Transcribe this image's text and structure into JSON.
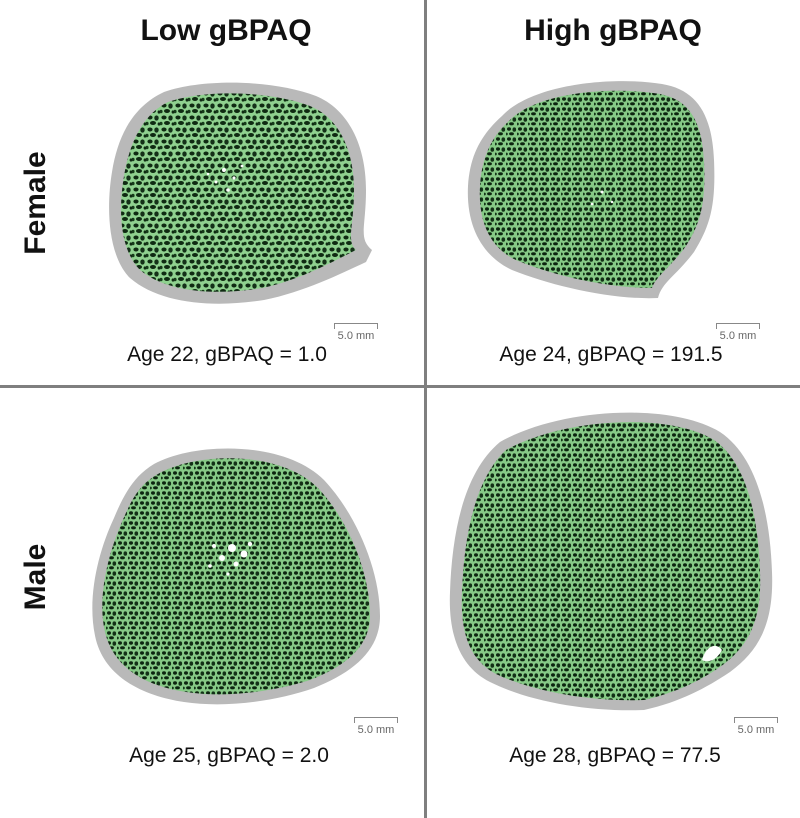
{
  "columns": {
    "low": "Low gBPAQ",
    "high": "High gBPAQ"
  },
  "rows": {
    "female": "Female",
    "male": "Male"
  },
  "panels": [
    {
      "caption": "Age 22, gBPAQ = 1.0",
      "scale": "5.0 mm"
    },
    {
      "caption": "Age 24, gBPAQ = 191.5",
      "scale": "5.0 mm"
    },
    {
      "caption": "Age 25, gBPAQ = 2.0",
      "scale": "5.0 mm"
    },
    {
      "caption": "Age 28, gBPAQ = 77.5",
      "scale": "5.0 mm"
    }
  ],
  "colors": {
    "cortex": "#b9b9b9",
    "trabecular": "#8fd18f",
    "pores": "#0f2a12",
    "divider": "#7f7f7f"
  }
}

--

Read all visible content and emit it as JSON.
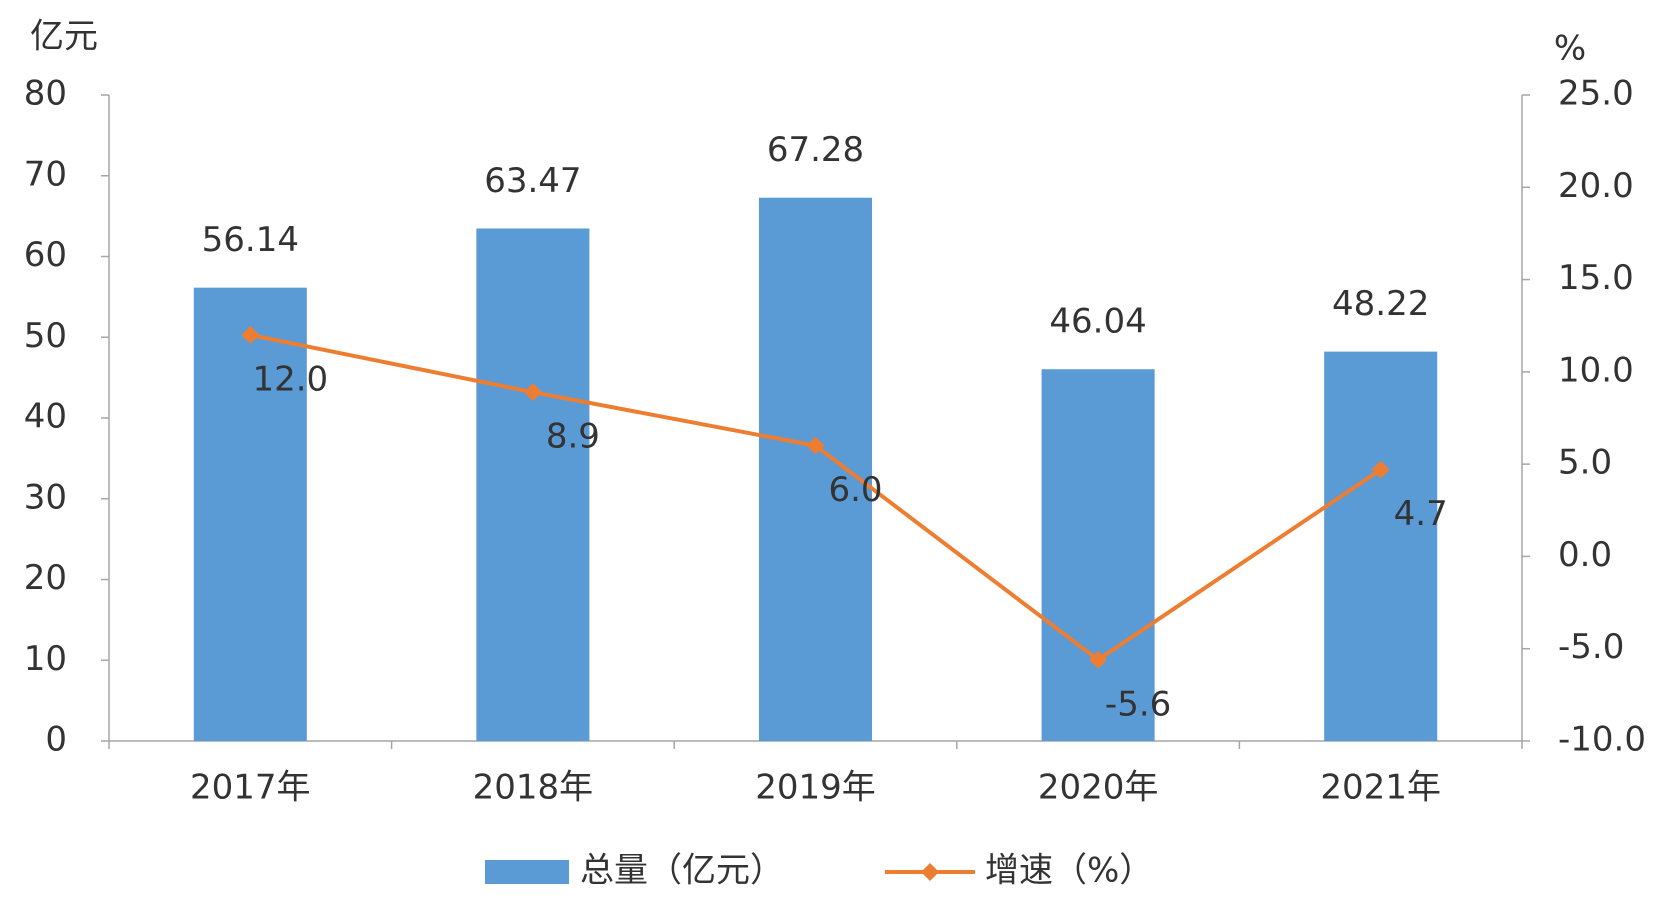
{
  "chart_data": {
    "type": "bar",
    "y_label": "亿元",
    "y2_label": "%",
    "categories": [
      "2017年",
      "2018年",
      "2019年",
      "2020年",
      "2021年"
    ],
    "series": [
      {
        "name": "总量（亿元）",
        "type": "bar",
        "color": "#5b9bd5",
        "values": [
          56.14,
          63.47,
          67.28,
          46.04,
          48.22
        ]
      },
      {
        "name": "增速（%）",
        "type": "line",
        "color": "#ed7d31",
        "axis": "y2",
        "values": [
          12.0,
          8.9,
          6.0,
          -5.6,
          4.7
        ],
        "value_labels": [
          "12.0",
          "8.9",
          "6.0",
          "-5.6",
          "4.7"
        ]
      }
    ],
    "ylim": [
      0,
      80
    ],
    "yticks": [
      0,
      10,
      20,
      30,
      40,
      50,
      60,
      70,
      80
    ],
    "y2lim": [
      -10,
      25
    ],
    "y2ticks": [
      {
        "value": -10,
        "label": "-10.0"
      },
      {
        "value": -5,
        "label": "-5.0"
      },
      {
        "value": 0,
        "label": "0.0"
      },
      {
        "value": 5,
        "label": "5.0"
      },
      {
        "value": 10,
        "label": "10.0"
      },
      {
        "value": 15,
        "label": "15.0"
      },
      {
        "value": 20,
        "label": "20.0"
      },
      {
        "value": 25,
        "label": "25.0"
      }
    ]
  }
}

> [Directions for this task]:
Report all lines of the data that include the word "JSON".

> [Exercise result]:
Transcribe this image's text and structure into JSON.
Read all visible content and emit it as JSON.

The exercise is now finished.